=== PROBLEM REQUIREMENTS ===
Repeat all the records exactly, omitting pictures.

=== RECORDS ===
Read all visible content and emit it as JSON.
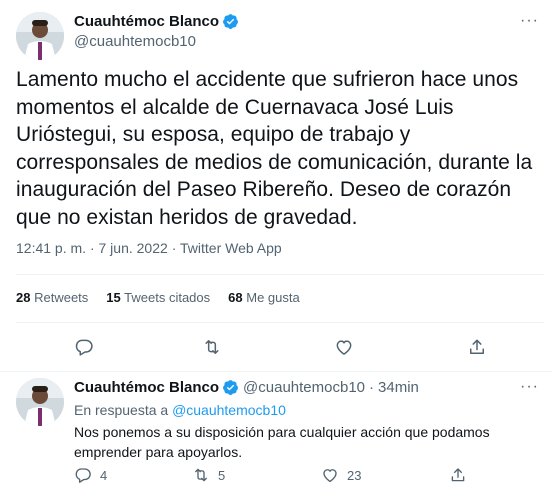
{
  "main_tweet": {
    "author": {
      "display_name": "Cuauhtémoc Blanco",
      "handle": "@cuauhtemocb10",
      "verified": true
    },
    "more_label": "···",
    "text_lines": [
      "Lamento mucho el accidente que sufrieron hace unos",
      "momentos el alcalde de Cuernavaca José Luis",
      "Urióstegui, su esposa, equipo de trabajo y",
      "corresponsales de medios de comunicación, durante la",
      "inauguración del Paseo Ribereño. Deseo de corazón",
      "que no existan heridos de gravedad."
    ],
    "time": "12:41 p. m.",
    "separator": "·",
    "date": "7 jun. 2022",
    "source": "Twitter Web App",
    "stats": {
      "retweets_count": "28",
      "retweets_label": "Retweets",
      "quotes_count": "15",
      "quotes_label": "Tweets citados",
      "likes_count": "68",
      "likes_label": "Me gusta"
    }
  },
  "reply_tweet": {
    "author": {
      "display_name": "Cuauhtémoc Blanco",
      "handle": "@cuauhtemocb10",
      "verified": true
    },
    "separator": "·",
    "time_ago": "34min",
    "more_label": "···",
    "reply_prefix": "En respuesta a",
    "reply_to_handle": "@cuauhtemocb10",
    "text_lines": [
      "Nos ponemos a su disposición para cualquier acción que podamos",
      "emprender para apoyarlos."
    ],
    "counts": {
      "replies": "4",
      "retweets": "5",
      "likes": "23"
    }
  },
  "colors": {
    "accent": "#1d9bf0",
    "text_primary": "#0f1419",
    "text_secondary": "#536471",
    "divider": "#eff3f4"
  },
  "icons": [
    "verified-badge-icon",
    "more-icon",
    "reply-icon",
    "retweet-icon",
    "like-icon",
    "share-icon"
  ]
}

=== WRITTEN REPLY ===
Read all visible content and emit it as JSON.
{
  "main_tweet": {
    "author": {
      "display_name": "Cuauhtémoc Blanco",
      "handle": "@cuauhtemocb10",
      "verified": true
    },
    "more_label": "···",
    "text_lines": [
      "Lamento mucho el accidente que sufrieron hace unos",
      "momentos el alcalde de Cuernavaca José Luis",
      "Urióstegui, su esposa, equipo de trabajo y",
      "corresponsales de medios de comunicación, durante la",
      "inauguración del Paseo Ribereño. Deseo de corazón",
      "que no existan heridos de gravedad."
    ],
    "time": "12:41 p. m.",
    "separator": "·",
    "date": "7 jun. 2022",
    "source": "Twitter Web App",
    "stats": {
      "retweets_count": "28",
      "retweets_label": "Retweets",
      "quotes_count": "15",
      "quotes_label": "Tweets citados",
      "likes_count": "68",
      "likes_label": "Me gusta"
    }
  },
  "reply_tweet": {
    "author": {
      "display_name": "Cuauhtémoc Blanco",
      "handle": "@cuauhtemocb10",
      "verified": true
    },
    "separator": "·",
    "time_ago": "34min",
    "more_label": "···",
    "reply_prefix": "En respuesta a",
    "reply_to_handle": "@cuauhtemocb10",
    "text_lines": [
      "Nos ponemos a su disposición para cualquier acción que podamos",
      "emprender para apoyarlos."
    ],
    "counts": {
      "replies": "4",
      "retweets": "5",
      "likes": "23"
    }
  },
  "colors": {
    "accent": "#1d9bf0",
    "text_primary": "#0f1419",
    "text_secondary": "#536471",
    "divider": "#eff3f4"
  },
  "icons": [
    "verified-badge-icon",
    "more-icon",
    "reply-icon",
    "retweet-icon",
    "like-icon",
    "share-icon"
  ]
}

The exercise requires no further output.